> Data provided:

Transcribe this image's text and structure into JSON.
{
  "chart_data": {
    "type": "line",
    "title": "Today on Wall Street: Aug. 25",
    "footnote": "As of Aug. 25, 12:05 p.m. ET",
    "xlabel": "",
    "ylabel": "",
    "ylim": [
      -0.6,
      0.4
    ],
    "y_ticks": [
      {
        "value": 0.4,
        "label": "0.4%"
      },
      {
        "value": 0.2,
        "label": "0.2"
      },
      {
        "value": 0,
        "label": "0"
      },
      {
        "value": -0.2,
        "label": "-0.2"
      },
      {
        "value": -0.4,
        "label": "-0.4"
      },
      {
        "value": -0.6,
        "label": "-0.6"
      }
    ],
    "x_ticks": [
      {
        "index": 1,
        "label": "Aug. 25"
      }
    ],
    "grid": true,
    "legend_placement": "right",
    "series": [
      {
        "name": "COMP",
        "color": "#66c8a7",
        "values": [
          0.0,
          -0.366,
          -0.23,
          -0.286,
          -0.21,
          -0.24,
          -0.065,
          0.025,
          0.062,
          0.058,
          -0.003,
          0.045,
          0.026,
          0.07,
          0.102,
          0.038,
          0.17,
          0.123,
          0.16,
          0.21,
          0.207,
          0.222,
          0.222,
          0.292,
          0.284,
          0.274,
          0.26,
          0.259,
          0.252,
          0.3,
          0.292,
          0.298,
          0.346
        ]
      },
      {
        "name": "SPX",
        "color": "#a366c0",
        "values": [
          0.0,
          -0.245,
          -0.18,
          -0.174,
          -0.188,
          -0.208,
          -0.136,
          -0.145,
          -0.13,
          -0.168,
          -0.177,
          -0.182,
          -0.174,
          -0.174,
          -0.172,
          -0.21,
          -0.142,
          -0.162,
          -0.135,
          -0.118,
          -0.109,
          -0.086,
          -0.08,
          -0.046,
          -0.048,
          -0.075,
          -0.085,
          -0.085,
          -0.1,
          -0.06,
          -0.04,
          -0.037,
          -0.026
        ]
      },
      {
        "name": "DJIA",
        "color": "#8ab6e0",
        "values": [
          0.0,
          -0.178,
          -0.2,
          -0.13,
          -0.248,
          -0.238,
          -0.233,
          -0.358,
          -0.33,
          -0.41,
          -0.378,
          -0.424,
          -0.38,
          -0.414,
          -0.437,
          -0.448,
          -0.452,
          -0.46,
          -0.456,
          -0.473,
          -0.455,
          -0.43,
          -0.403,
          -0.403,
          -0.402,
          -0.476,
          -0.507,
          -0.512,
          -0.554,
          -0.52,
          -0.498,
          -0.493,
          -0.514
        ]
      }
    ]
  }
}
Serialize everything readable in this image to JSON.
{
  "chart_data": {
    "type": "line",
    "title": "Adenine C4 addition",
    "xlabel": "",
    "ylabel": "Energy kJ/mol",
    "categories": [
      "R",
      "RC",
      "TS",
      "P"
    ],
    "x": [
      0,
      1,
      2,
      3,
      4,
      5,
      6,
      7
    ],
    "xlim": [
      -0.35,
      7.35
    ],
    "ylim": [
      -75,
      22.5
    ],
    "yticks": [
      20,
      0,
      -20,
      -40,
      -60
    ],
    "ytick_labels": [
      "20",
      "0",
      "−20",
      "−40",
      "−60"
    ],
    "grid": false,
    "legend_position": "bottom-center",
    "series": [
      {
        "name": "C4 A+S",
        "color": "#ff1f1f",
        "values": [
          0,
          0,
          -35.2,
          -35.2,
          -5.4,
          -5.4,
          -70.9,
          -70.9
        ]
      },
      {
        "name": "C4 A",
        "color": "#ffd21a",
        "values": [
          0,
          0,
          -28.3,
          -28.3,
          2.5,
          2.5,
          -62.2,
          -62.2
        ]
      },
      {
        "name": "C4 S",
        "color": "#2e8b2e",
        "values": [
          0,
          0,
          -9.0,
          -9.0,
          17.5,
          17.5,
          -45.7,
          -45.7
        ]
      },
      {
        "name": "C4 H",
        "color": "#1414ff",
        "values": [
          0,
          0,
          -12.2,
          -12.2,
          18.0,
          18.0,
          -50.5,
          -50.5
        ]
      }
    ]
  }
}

> Exercise directions: Please output the entire listing exactly as it stands.

> Task answer:
Transcribe this image's text and structure into JSON.
{
  "chart_data": {
    "type": "line",
    "title": "Today on Wall Street: Aug. 25",
    "footnote": "As of Aug. 25, 12:05 p.m. ET",
    "xlabel": "",
    "ylabel": "",
    "ylim": [
      -0.6,
      0.4
    ],
    "y_ticks": [
      {
        "value": 0.4,
        "label": "0.4%"
      },
      {
        "value": 0.2,
        "label": "0.2"
      },
      {
        "value": 0,
        "label": "0"
      },
      {
        "value": -0.2,
        "label": "-0.2"
      },
      {
        "value": -0.4,
        "label": "-0.4"
      },
      {
        "value": -0.6,
        "label": "-0.6"
      }
    ],
    "x_ticks": [
      {
        "index": 1,
        "label": "Aug. 25"
      }
    ],
    "grid": true,
    "legend_placement": "right",
    "series": [
      {
        "name": "COMP",
        "color": "#66c8a7",
        "values": [
          0.0,
          -0.366,
          -0.23,
          -0.286,
          -0.21,
          -0.24,
          -0.065,
          0.025,
          0.062,
          0.058,
          -0.003,
          0.045,
          0.026,
          0.07,
          0.102,
          0.038,
          0.17,
          0.123,
          0.16,
          0.21,
          0.207,
          0.222,
          0.222,
          0.292,
          0.284,
          0.274,
          0.26,
          0.259,
          0.252,
          0.3,
          0.292,
          0.298,
          0.346
        ]
      },
      {
        "name": "SPX",
        "color": "#a366c0",
        "values": [
          0.0,
          -0.245,
          -0.18,
          -0.174,
          -0.188,
          -0.208,
          -0.136,
          -0.145,
          -0.13,
          -0.168,
          -0.177,
          -0.182,
          -0.174,
          -0.174,
          -0.172,
          -0.21,
          -0.142,
          -0.162,
          -0.135,
          -0.118,
          -0.109,
          -0.086,
          -0.08,
          -0.046,
          -0.048,
          -0.075,
          -0.085,
          -0.085,
          -0.1,
          -0.06,
          -0.04,
          -0.037,
          -0.026
        ]
      },
      {
        "name": "DJIA",
        "color": "#8ab6e0",
        "values": [
          0.0,
          -0.178,
          -0.2,
          -0.13,
          -0.248,
          -0.238,
          -0.233,
          -0.358,
          -0.33,
          -0.41,
          -0.378,
          -0.424,
          -0.38,
          -0.414,
          -0.437,
          -0.448,
          -0.452,
          -0.46,
          -0.456,
          -0.473,
          -0.455,
          -0.43,
          -0.403,
          -0.403,
          -0.402,
          -0.476,
          -0.507,
          -0.512,
          -0.554,
          -0.52,
          -0.498,
          -0.493,
          -0.514
        ]
      }
    ]
  }
}
Serialize everything readable in this image to JSON.
{
  "chart_data": {
    "type": "line",
    "title": "Adenine C4 addition",
    "xlabel": "",
    "ylabel": "Energy kJ/mol",
    "categories": [
      "R",
      "RC",
      "TS",
      "P"
    ],
    "x": [
      0,
      1,
      2,
      3,
      4,
      5,
      6,
      7
    ],
    "xlim": [
      -0.35,
      7.35
    ],
    "ylim": [
      -75,
      22.5
    ],
    "yticks": [
      20,
      0,
      -20,
      -40,
      -60
    ],
    "ytick_labels": [
      "20",
      "0",
      "−20",
      "−40",
      "−60"
    ],
    "grid": false,
    "legend_position": "bottom-center",
    "series": [
      {
        "name": "C4 A+S",
        "color": "#ff1f1f",
        "values": [
          0,
          0,
          -35.2,
          -35.2,
          -5.4,
          -5.4,
          -70.9,
          -70.9
        ]
      },
      {
        "name": "C4 A",
        "color": "#ffd21a",
        "values": [
          0,
          0,
          -28.3,
          -28.3,
          2.5,
          2.5,
          -62.2,
          -62.2
        ]
      },
      {
        "name": "C4 S",
        "color": "#2e8b2e",
        "values": [
          0,
          0,
          -9.0,
          -9.0,
          17.5,
          17.5,
          -45.7,
          -45.7
        ]
      },
      {
        "name": "C4 H",
        "color": "#1414ff",
        "values": [
          0,
          0,
          -12.2,
          -12.2,
          18.0,
          18.0,
          -50.5,
          -50.5
        ]
      }
    ]
  }
}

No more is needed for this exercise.